PROBLEM TO SOLVE → Copy verbatim the lines in the items below, from the line containing "Patent image size: (765, 676)." through the line containing "The inverter 44 is at (166, 144).", including both of those lines.

INPUT ROWS →
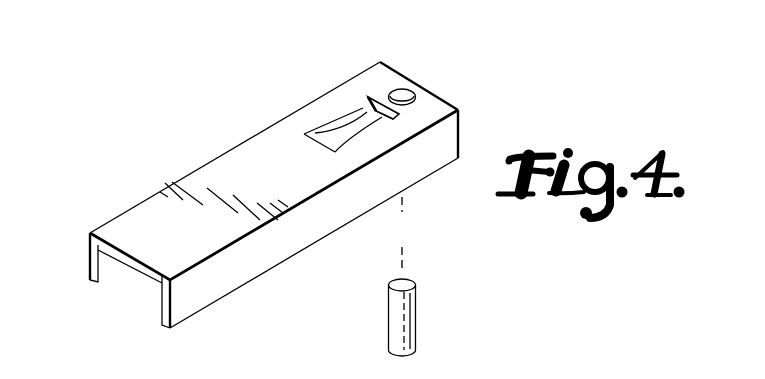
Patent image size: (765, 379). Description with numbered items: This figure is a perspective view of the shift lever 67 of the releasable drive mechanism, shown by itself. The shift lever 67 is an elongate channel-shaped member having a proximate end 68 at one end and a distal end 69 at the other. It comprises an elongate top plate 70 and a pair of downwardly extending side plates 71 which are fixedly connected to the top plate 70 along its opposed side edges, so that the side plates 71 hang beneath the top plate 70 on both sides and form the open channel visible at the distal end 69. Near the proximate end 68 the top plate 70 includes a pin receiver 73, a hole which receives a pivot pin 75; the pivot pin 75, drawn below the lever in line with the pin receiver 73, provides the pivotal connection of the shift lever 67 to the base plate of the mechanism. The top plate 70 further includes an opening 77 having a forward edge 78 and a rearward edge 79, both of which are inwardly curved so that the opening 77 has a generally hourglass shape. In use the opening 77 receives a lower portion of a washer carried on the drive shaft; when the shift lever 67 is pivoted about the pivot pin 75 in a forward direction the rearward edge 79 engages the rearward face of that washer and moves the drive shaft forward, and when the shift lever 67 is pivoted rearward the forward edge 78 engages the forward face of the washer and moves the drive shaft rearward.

The shift lever 67 is at (427, 190).
The proximate end 68 is at (448, 103).
The distal end 69 is at (135, 264).
The top plate 70 is at (270, 145).
The side plates 71 is at (88, 259).
The pin receiver 73 is at (405, 92).
The pivot pin 75 is at (388, 323).
The opening 77 is at (375, 96).
The forward edge 78 is at (331, 133).
The rearward edge 79 is at (382, 118).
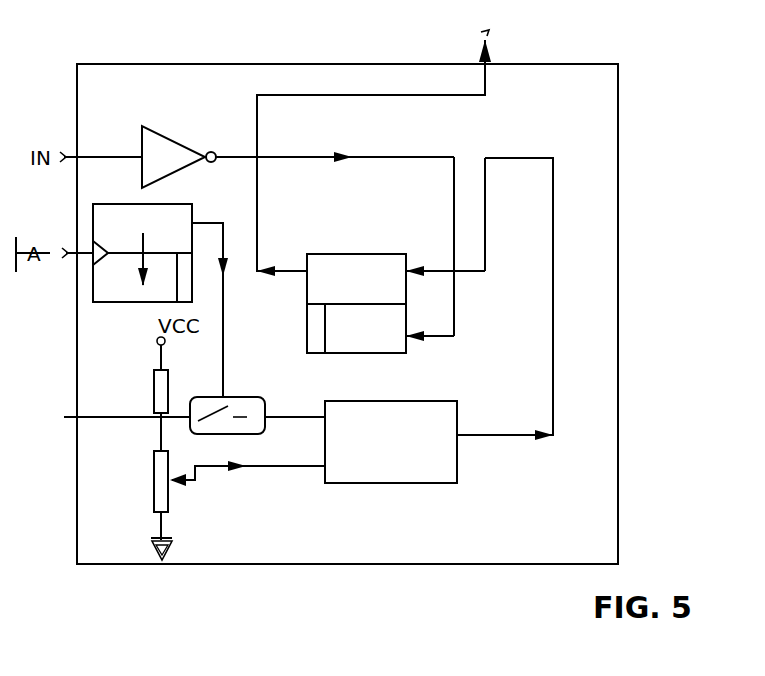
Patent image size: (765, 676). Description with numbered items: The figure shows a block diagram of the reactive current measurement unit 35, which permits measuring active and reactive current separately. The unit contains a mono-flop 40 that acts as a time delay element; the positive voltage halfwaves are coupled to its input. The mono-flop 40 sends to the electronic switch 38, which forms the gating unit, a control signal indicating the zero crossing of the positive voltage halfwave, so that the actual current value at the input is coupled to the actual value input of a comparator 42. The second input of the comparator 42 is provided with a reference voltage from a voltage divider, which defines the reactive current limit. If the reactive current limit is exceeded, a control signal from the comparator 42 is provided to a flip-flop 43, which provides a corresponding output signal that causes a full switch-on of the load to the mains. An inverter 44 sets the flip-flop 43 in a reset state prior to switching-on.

The reactive current measurement unit 35 is at (628, 288).
The inverter 44 is at (166, 144).
The flip-flop 43 is at (348, 266).
The mono-flop 40 is at (118, 298).
The electronic switch 38 is at (255, 397).
The comparator 42 is at (404, 452).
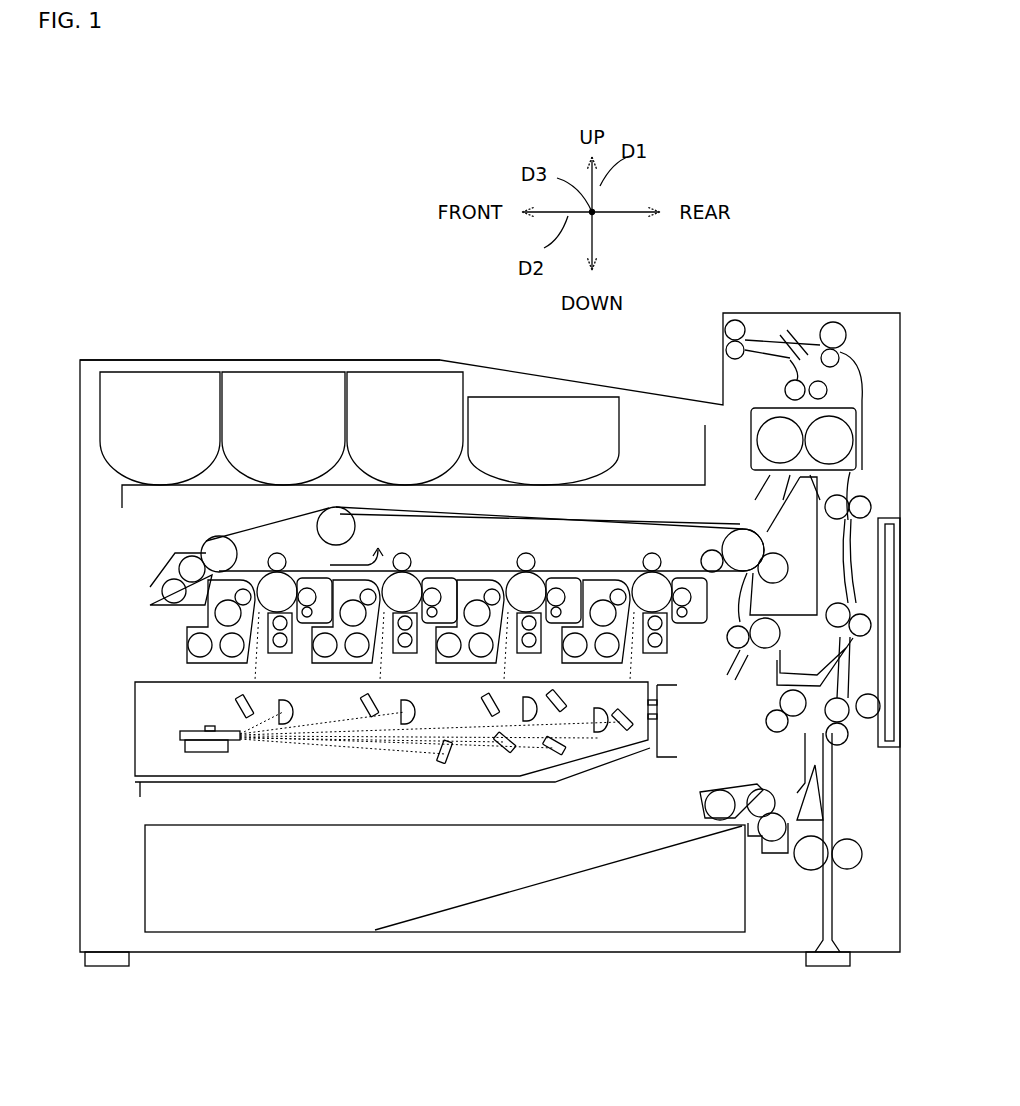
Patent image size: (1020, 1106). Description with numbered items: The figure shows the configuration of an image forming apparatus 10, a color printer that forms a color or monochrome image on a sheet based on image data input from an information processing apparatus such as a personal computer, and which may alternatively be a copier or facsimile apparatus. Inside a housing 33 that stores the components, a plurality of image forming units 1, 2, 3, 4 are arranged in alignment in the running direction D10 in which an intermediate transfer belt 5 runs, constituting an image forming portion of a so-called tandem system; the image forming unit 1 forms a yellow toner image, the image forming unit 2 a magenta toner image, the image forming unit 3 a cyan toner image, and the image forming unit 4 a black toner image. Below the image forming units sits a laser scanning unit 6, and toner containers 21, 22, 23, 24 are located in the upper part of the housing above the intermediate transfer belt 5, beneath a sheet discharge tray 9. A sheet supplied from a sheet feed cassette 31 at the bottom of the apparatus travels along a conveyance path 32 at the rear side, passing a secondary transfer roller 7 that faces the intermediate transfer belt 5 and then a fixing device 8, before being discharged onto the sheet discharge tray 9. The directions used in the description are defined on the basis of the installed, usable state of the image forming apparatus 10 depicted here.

The image forming unit 1 is at (287, 557).
The image forming unit 2 is at (424, 562).
The image forming unit 3 is at (544, 561).
The image forming unit 4 is at (668, 560).
The intermediate transfer belt 5 is at (244, 528).
The laser scanning unit 6 is at (135, 708).
The secondary transfer roller 7 is at (782, 584).
The fixing device 8 is at (858, 420).
The sheet discharge tray 9 is at (636, 393).
The image forming apparatus 10 is at (146, 308).
The toner container 21 is at (130, 372).
The toner container 22 is at (247, 372).
The toner container 23 is at (355, 372).
The toner container 24 is at (578, 397).
The sheet feed cassette 31 is at (145, 880).
The conveyance path 32 is at (763, 706).
The housing 33 is at (80, 595).
The running direction D10 is at (370, 542).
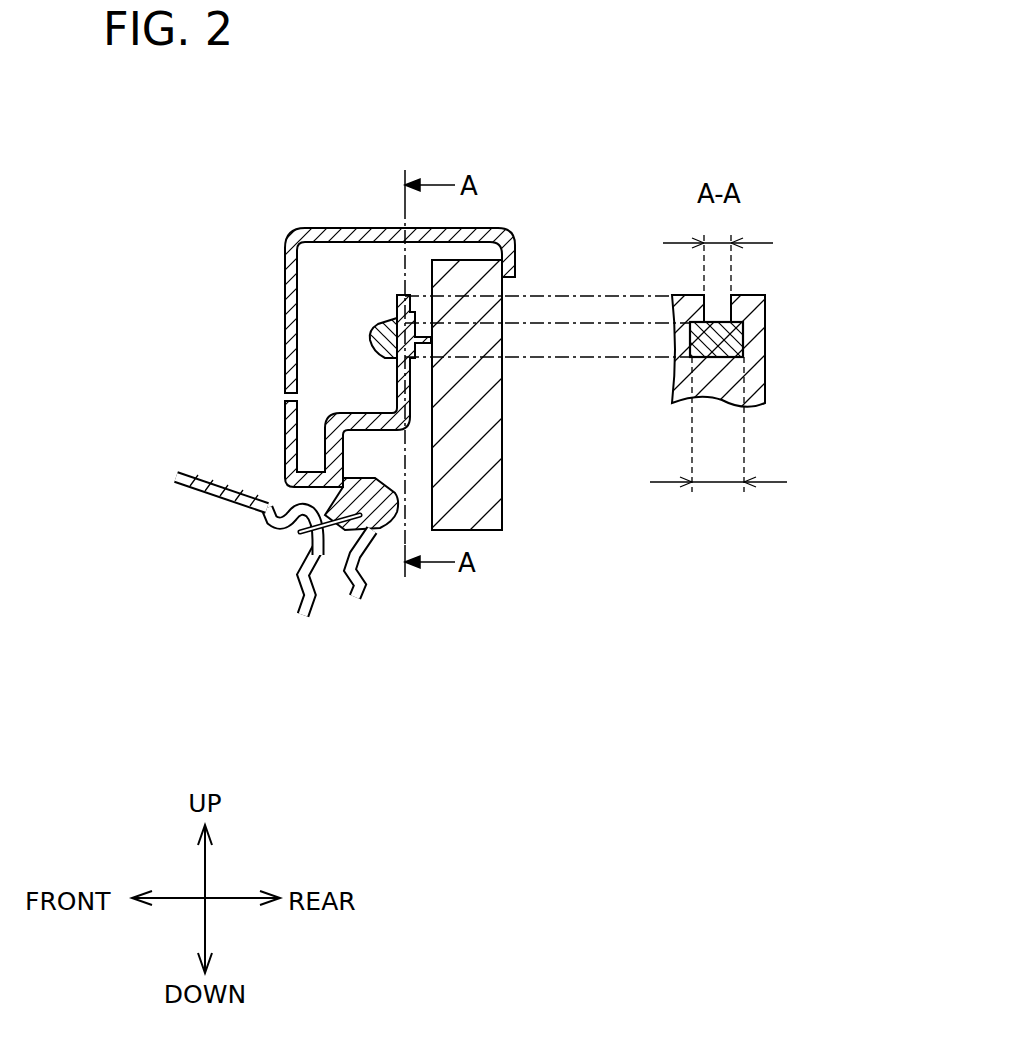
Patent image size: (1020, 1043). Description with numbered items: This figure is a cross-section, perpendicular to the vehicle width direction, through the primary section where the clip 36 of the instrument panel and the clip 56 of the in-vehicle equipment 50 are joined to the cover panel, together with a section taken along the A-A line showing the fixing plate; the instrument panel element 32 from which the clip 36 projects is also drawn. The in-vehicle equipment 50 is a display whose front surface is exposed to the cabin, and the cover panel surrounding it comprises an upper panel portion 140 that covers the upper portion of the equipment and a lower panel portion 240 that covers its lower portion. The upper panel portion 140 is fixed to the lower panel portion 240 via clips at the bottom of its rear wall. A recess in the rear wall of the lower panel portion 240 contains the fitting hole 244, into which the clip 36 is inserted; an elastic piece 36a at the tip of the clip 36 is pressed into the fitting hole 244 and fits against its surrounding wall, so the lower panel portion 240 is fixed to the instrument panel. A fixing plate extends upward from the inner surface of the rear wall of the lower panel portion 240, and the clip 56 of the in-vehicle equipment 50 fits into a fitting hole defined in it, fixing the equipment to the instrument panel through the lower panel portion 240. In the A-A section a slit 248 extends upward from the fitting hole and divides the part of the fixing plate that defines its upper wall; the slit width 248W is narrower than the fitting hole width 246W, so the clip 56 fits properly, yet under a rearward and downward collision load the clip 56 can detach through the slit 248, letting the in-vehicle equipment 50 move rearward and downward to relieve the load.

The panel 32 is at (200, 490).
The clip 36 is at (302, 512).
The elastic piece 36a is at (268, 513).
The in-vehicle equipment 50 is at (488, 447).
The clip 56 is at (383, 342).
The upper panel portion 140 is at (285, 255).
The lower panel portion 240 is at (285, 430).
The fitting hole 244 is at (325, 553).
The width of fitting hole 246W is at (717, 482).
The slit 248 is at (705, 312).
The width of slit 248W is at (717, 243).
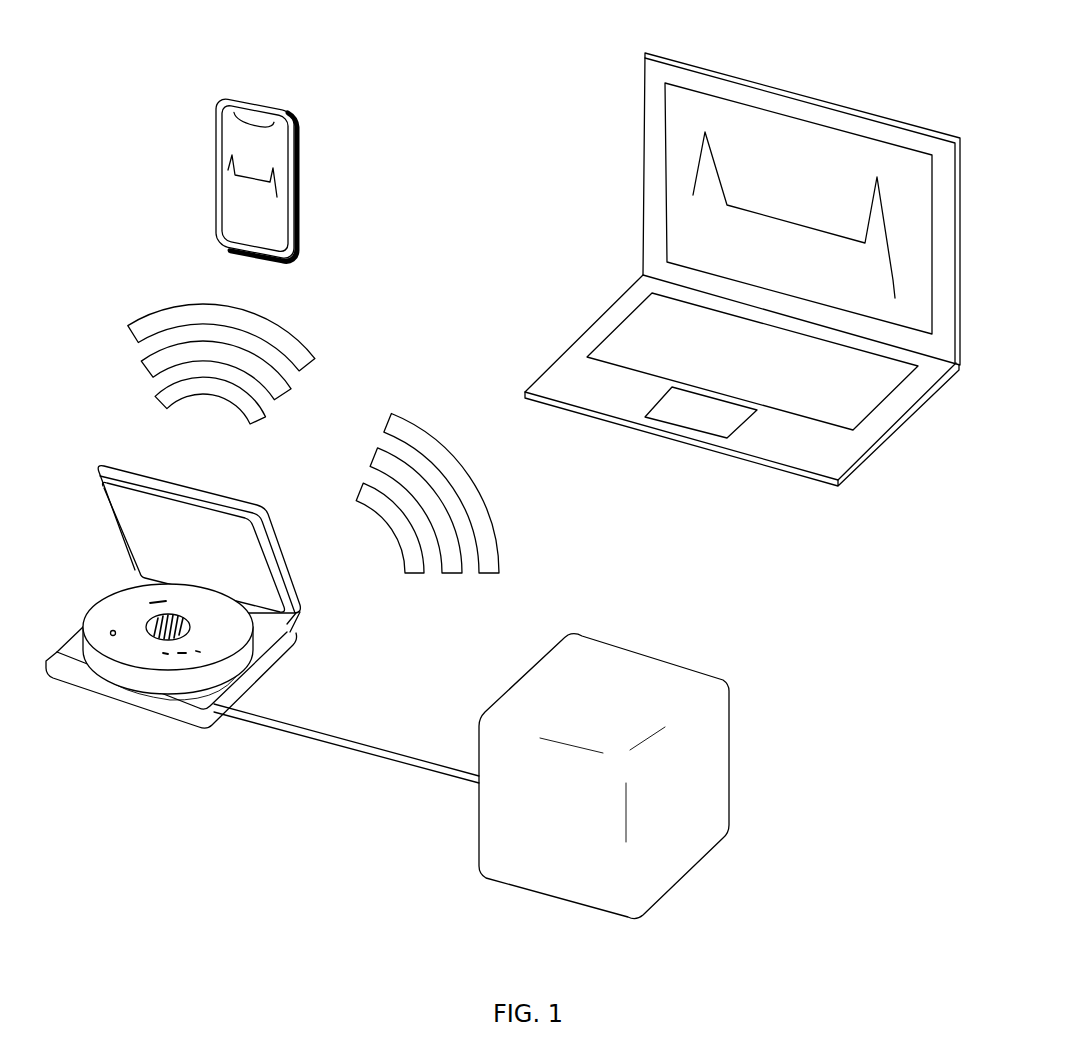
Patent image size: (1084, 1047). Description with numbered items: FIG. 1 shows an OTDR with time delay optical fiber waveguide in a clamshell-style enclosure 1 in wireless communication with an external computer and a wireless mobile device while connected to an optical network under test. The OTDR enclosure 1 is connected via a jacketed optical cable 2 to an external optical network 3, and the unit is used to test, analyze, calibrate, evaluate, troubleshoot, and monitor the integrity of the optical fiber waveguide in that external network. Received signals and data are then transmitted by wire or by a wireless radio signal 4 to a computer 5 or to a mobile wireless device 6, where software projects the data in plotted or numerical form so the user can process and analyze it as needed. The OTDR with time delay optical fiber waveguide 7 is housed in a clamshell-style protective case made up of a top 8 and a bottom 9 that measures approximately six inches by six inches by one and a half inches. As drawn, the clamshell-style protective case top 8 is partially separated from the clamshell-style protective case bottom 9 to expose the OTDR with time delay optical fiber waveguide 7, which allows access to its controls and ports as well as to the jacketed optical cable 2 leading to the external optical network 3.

COMPLETE RESPONSE →
Patent image size: (765, 676). Description with numbered items: The figure shows a block diagram of the reactive current measurement unit 35, which permits measuring active and reactive current separately. The unit contains a mono-flop 40 that acts as a time delay element; the positive voltage halfwaves are coupled to its input. The mono-flop 40 sends to the electronic switch 38, which forms the gating unit, a control signal indicating the zero crossing of the positive voltage halfwave, so that the actual current value at the input is coupled to the actual value input of a comparator 42. The second input of the comparator 42 is provided with a reference voltage from a voltage divider, which defines the reactive current limit. If the reactive current limit is exceeded, a control signal from the comparator 42 is provided to a flip-flop 43, which provides a corresponding output signal that causes a full switch-on of the load to the mains. An inverter 44 sets the flip-flop 43 in a reset state prior to switching-on.

The reactive current measurement unit 35 is at (628, 288).
The inverter 44 is at (166, 144).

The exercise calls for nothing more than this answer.